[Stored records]

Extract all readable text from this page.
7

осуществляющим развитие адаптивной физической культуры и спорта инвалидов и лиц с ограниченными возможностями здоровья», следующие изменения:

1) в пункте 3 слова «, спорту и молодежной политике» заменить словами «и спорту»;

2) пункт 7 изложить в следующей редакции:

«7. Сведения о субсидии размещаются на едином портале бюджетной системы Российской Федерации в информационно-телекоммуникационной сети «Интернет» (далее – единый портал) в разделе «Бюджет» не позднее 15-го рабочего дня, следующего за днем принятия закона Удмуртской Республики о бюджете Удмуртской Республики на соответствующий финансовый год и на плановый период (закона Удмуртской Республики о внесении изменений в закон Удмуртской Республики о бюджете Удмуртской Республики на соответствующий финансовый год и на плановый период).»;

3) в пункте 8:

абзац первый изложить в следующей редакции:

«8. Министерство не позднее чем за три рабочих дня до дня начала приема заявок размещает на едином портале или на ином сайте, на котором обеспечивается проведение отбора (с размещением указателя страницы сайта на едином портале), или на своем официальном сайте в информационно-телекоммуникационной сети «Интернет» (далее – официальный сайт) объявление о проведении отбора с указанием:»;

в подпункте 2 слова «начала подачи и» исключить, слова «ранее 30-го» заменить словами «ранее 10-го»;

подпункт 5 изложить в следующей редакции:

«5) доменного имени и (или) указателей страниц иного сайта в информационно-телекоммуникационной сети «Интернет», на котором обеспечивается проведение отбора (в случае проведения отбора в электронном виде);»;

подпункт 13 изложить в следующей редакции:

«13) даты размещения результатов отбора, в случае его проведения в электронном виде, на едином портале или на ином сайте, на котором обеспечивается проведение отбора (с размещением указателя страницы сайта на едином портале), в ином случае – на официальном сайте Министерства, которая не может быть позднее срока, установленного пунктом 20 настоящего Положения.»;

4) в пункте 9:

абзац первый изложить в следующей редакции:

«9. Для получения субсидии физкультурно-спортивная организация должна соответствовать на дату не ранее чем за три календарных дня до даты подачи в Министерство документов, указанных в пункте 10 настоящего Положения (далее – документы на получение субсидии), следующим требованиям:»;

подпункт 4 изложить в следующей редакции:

=== WHAT YOU SHOULD DO ===
Each record above should be output again exactly.

=== RESULT ===
Extract all readable text from this page.
7

осуществляющим развитие адаптивной физической культуры и спорта инвалидов и лиц с ограниченными возможностями здоровья», следующие изменения:

1) в пункте 3 слова «, спорту и молодежной политике» заменить словами «и спорту»;

2) пункт 7 изложить в следующей редакции:

«7. Сведения о субсидии размещаются на едином портале бюджетной системы Российской Федерации в информационно-телекоммуникационной сети «Интернет» (далее – единый портал) в разделе «Бюджет» не позднее 15-го рабочего дня, следующего за днем принятия закона Удмуртской Республики о бюджете Удмуртской Республики на соответствующий финансовый год и на плановый период (закона Удмуртской Республики о внесении изменений в закон Удмуртской Республики о бюджете Удмуртской Республики на соответствующий финансовый год и на плановый период).»;

3) в пункте 8:

абзац первый изложить в следующей редакции:

«8. Министерство не позднее чем за три рабочих дня до дня начала приема заявок размещает на едином портале или на ином сайте, на котором обеспечивается проведение отбора (с размещением указателя страницы сайта на едином портале), или на своем официальном сайте в информационно-телекоммуникационной сети «Интернет» (далее – официальный сайт) объявление о проведении отбора с указанием:»;

в подпункте 2 слова «начала подачи и» исключить, слова «ранее 30-го» заменить словами «ранее 10-го»;

подпункт 5 изложить в следующей редакции:

«5) доменного имени и (или) указателей страниц иного сайта в информационно-телекоммуникационной сети «Интернет», на котором обеспечивается проведение отбора (в случае проведения отбора в электронном виде);»;

подпункт 13 изложить в следующей редакции:

«13) даты размещения результатов отбора, в случае его проведения в электронном виде, на едином портале или на ином сайте, на котором обеспечивается проведение отбора (с размещением указателя страницы сайта на едином портале), в ином случае – на официальном сайте Министерства, которая не может быть позднее срока, установленного пунктом 20 настоящего Положения.»;

4) в пункте 9:

абзац первый изложить в следующей редакции:

«9. Для получения субсидии физкультурно-спортивная организация должна соответствовать на дату не ранее чем за три календарных дня до даты подачи в Министерство документов, указанных в пункте 10 настоящего Положения (далее – документы на получение субсидии), следующим требованиям:»;

подпункт 4 изложить в следующей редакции:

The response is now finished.